EXERCISE AIM: Gather, from the data below, each line in which the word "thumbnail" occurs.

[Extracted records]
+---+

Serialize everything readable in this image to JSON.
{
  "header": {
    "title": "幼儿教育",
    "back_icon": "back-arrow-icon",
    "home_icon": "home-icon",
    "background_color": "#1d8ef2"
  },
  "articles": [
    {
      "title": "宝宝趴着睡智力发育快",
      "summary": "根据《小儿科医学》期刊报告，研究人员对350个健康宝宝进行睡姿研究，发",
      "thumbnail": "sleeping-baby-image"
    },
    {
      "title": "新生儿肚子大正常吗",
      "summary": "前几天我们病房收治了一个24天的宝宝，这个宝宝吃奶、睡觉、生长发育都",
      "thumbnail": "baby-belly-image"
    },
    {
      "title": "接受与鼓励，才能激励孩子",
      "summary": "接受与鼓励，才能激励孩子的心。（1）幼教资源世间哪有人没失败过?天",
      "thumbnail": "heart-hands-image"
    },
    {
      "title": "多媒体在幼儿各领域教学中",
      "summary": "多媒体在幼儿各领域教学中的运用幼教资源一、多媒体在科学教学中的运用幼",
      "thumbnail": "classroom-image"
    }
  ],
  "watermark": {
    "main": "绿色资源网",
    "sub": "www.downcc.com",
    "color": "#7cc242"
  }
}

+---+

RESPONSE TO THE TASK:
      "thumbnail": "sleeping-baby-image"
      "thumbnail": "baby-belly-image"
      "thumbnail": "heart-hands-image"
      "thumbnail": "classroom-image"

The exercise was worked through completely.